■ **Text block**

★ ★ ★

1) The plane of the wall is broken (one part is shiftin away from the other)
2) The crack exceeds 3/8 inch in width
3) There is water penetration.
4) There are signs of bowing or other stress-related issues.

Horizontal cracks are almost universally bad news.

There are a lot of variables that we dont know here (type of foundation, materials, age of home, method of repair, etc) so I can't tell you about whether this is or is not an appropriate way to handle it.

When in doubt - call in a structural expert (engineer). If you wish to bakc out, contact your agent (and possibly and attorney).
Web Reference: http://www.SherlockHI.com
2 votes Thank Flag Link Fri Jan 4, 2008
I can't answer whether or not it is too late to cancel the agreement, but I can tell you that if you have concerns about the cracks, do not let this go! We purchased a sinking home after the sellers, our agent, AND the inspector said there were no problems. If you are concerned, get a structural engineer to check the house (it is worth the cost and a lot less than what you'll pay if there is a structural problem) or have a soil sample done. Having the seller "fix" the cracks is not the answer. To really fix cracks in a faulty foundation requires a lot more than a patch. You cannot be too cautious.

★ ★ ★

■ **Jobs**
a. Format everything in the listing from its first line down to the line containing "Point — [326, 434, 349, 448]", both included, as a Markdown table with the columns Row and Listing line. Leave out any blank lines.
b. Pick up the text on foundation cracks after its last sentence and carry it on.
The text on foundation cracks and the listing after it have nothing to do with each other.

★ ★ ★

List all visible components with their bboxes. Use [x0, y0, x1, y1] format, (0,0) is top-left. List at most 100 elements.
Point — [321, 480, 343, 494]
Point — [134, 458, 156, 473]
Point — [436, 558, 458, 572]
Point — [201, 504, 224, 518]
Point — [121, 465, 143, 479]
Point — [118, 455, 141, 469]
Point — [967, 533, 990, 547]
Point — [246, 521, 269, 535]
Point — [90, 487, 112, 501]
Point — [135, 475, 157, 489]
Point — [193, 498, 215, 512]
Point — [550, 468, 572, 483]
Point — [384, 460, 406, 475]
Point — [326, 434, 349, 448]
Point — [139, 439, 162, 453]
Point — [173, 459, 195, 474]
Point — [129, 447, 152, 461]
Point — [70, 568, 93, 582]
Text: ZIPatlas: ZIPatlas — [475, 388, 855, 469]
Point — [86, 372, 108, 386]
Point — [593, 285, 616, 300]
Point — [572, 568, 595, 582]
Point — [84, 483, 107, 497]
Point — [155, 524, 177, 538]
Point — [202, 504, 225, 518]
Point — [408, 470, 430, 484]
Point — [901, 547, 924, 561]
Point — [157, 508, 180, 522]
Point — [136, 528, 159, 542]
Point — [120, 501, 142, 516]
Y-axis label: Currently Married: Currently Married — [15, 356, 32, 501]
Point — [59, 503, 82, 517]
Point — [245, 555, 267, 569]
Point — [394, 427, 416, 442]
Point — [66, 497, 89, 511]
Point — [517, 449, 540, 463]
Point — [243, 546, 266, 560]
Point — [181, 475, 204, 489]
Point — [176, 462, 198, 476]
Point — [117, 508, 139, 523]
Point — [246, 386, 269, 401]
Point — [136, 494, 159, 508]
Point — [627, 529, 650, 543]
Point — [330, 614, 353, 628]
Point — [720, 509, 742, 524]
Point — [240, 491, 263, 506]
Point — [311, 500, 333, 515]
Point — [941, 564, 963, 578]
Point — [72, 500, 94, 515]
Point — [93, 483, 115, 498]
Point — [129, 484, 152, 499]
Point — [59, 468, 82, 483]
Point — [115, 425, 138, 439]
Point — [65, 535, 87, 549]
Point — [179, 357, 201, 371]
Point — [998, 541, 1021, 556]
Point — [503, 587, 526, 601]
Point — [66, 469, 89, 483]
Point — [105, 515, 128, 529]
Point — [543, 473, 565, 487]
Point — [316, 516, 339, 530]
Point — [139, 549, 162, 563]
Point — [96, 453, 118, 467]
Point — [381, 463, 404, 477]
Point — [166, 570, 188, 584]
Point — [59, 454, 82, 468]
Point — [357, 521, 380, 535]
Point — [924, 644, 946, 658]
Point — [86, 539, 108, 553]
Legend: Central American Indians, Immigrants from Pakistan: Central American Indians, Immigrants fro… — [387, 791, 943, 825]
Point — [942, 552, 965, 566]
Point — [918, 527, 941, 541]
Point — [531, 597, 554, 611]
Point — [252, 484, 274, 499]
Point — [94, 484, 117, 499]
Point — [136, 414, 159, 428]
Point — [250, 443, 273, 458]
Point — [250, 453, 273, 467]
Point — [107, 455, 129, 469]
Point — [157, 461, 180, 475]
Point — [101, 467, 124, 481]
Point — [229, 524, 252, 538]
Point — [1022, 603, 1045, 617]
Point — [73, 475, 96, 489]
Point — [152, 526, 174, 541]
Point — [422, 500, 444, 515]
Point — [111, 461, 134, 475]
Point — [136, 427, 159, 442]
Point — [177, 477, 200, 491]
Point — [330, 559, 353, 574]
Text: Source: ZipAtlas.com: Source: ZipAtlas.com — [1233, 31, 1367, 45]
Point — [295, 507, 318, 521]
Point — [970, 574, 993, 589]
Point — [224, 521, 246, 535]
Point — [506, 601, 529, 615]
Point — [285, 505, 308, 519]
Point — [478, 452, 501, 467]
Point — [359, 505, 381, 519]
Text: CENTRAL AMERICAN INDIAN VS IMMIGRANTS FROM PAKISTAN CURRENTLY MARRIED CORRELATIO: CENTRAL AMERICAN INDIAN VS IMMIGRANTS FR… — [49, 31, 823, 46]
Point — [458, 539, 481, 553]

★ ★ ★

■ **Expected outputs**
a.
| Row | Listing line |
|---|---|
| 1 | List all visible components with their bboxes. Use [x0, y0, x1, y1] format, (0,0) is top-left. List at most 100 elements. |
| 2 | Point — [321, 480, 343, 494] |
| 3 | Point — [134, 458, 156, 473] |
| 4 | Point — [436, 558, 458, 572] |
| 5 | Point — [201, 504, 224, 518] |
| 6 | Point — [121, 465, 143, 479] |
| 7 | Point — [118, 455, 141, 469] |
| 8 | Point — [967, 533, 990, 547] |
| 9 | Point — [246, 521, 269, 535] |
| 10 | Point — [90, 487, 112, 501] |
| 11 | Point — [135, 475, 157, 489] |
| 12 | Point — [193, 498, 215, 512] |
| 13 | Point — [550, 468, 572, 483] |
| 14 | Point — [384, 460, 406, 475] |
| 15 | Point — [326, 434, 349, 448] |

b.
1 vote Thank Flag Link Sun Dec 30, 2007
I think the bigger questions is "are these cracks showing a faulty foundation, or are they normal?" Settlement cracks are very common in concrete foundations. Concrete cures over a very long period of time and it actually rare not to see even small ones. It is even common in brand new construction. Unless they are quite large(more than a finger's width) they typically do not effect the structural integrity of the home. I might suggest taking some pictures of them and showing them to the inpector who inspected the home to see what his opinion might be. If the seller fills or patches the cracks that could be a sufficient remedy to the situation, again, though, consult the inspector. Additionally, if it is recommended to have a structural engineer look at it, you should know that can be pricey and that's when I would get the attorneys involved. But I think the main issue here is determining if the cracks are anything serious. In my experience it is rare that they are, and when they are, it is obvious that there is a structural integrity issue.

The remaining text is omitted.